_Records for the exercise:_
##############################

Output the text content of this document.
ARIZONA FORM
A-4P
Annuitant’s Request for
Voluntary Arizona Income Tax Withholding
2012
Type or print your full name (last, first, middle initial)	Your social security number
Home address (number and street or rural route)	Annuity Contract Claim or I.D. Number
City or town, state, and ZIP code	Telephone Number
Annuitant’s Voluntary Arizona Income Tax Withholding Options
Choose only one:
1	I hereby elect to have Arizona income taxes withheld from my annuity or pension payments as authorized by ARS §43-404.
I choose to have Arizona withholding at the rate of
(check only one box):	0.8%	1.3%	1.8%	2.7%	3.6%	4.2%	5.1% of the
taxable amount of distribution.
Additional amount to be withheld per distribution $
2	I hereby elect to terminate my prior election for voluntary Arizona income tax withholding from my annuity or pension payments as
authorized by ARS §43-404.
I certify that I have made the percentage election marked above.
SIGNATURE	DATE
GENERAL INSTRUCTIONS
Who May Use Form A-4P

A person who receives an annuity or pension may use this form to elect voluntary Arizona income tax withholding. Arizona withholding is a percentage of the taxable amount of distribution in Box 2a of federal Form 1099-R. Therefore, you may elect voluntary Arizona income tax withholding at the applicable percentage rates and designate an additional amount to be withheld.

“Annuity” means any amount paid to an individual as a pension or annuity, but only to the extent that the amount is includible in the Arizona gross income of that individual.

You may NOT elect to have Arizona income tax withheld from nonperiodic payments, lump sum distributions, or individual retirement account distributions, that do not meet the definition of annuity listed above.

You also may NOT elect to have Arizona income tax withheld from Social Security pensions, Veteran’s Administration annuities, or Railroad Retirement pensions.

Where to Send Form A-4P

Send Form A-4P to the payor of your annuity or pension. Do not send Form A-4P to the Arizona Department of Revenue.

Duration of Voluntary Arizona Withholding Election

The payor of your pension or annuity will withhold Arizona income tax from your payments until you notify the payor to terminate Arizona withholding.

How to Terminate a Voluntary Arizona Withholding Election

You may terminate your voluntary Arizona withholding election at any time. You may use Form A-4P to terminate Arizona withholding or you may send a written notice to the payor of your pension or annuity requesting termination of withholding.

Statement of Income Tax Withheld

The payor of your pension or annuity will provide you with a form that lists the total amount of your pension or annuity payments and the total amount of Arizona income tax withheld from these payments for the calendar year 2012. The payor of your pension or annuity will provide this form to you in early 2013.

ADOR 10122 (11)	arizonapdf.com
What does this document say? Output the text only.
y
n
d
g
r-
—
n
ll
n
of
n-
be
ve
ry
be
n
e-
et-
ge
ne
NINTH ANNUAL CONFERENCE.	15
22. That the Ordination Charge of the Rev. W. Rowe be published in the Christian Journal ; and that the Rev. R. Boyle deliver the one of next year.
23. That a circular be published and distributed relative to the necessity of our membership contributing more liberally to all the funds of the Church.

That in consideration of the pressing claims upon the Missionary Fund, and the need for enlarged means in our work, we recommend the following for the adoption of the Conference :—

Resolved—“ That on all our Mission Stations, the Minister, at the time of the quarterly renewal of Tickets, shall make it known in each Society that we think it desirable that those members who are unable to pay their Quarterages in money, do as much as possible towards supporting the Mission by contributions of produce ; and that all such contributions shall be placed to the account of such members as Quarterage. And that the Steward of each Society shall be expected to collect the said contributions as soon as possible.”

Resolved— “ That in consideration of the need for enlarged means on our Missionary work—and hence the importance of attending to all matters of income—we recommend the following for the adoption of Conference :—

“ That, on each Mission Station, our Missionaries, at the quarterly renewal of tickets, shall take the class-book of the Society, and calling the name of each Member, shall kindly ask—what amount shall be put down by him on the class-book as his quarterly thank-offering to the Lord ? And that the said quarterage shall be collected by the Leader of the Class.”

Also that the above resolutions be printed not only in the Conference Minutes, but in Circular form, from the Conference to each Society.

##############################

_Aim of the task:_
Set down the material above again, word for word.

_The response:_
Output the text content of this document.
ARIZONA FORM
A-4P
Annuitant’s Request for
Voluntary Arizona Income Tax Withholding
2012
Type or print your full name (last, first, middle initial)	Your social security number
Home address (number and street or rural route)	Annuity Contract Claim or I.D. Number
City or town, state, and ZIP code	Telephone Number
Annuitant’s Voluntary Arizona Income Tax Withholding Options
Choose only one:
1	I hereby elect to have Arizona income taxes withheld from my annuity or pension payments as authorized by ARS §43-404.
I choose to have Arizona withholding at the rate of
(check only one box):	0.8%	1.3%	1.8%	2.7%	3.6%	4.2%	5.1% of the
taxable amount of distribution.
Additional amount to be withheld per distribution $
2	I hereby elect to terminate my prior election for voluntary Arizona income tax withholding from my annuity or pension payments as
authorized by ARS §43-404.
I certify that I have made the percentage election marked above.
SIGNATURE	DATE
GENERAL INSTRUCTIONS
Who May Use Form A-4P

A person who receives an annuity or pension may use this form to elect voluntary Arizona income tax withholding. Arizona withholding is a percentage of the taxable amount of distribution in Box 2a of federal Form 1099-R. Therefore, you may elect voluntary Arizona income tax withholding at the applicable percentage rates and designate an additional amount to be withheld.

“Annuity” means any amount paid to an individual as a pension or annuity, but only to the extent that the amount is includible in the Arizona gross income of that individual.

You may NOT elect to have Arizona income tax withheld from nonperiodic payments, lump sum distributions, or individual retirement account distributions, that do not meet the definition of annuity listed above.

You also may NOT elect to have Arizona income tax withheld from Social Security pensions, Veteran’s Administration annuities, or Railroad Retirement pensions.

Where to Send Form A-4P

Send Form A-4P to the payor of your annuity or pension. Do not send Form A-4P to the Arizona Department of Revenue.

Duration of Voluntary Arizona Withholding Election

The payor of your pension or annuity will withhold Arizona income tax from your payments until you notify the payor to terminate Arizona withholding.

How to Terminate a Voluntary Arizona Withholding Election

You may terminate your voluntary Arizona withholding election at any time. You may use Form A-4P to terminate Arizona withholding or you may send a written notice to the payor of your pension or annuity requesting termination of withholding.

Statement of Income Tax Withheld

The payor of your pension or annuity will provide you with a form that lists the total amount of your pension or annuity payments and the total amount of Arizona income tax withheld from these payments for the calendar year 2012. The payor of your pension or annuity will provide this form to you in early 2013.

ADOR 10122 (11)	arizonapdf.com
What does this document say? Output the text only.
y
n
d
g
r-
—
n
ll
n
of
n-
be
ve
ry
be
n
e-
et-
ge
ne
NINTH ANNUAL CONFERENCE.	15
22. That the Ordination Charge of the Rev. W. Rowe be published in the Christian Journal ; and that the Rev. R. Boyle deliver the one of next year.
23. That a circular be published and distributed relative to the necessity of our membership contributing more liberally to all the funds of the Church.

That in consideration of the pressing claims upon the Missionary Fund, and the need for enlarged means in our work, we recommend the following for the adoption of the Conference :—

Resolved—“ That on all our Mission Stations, the Minister, at the time of the quarterly renewal of Tickets, shall make it known in each Society that we think it desirable that those members who are unable to pay their Quarterages in money, do as much as possible towards supporting the Mission by contributions of produce ; and that all such contributions shall be placed to the account of such members as Quarterage. And that the Steward of each Society shall be expected to collect the said contributions as soon as possible.”

Resolved— “ That in consideration of the need for enlarged means on our Missionary work—and hence the importance of attending to all matters of income—we recommend the following for the adoption of Conference :—

“ That, on each Mission Station, our Missionaries, at the quarterly renewal of tickets, shall take the class-book of the Society, and calling the name of each Member, shall kindly ask—what amount shall be put down by him on the class-book as his quarterly thank-offering to the Lord ? And that the said quarterage shall be collected by the Leader of the Class.”

Also that the above resolutions be printed not only in the Conference Minutes, but in Circular form, from the Conference to each Society.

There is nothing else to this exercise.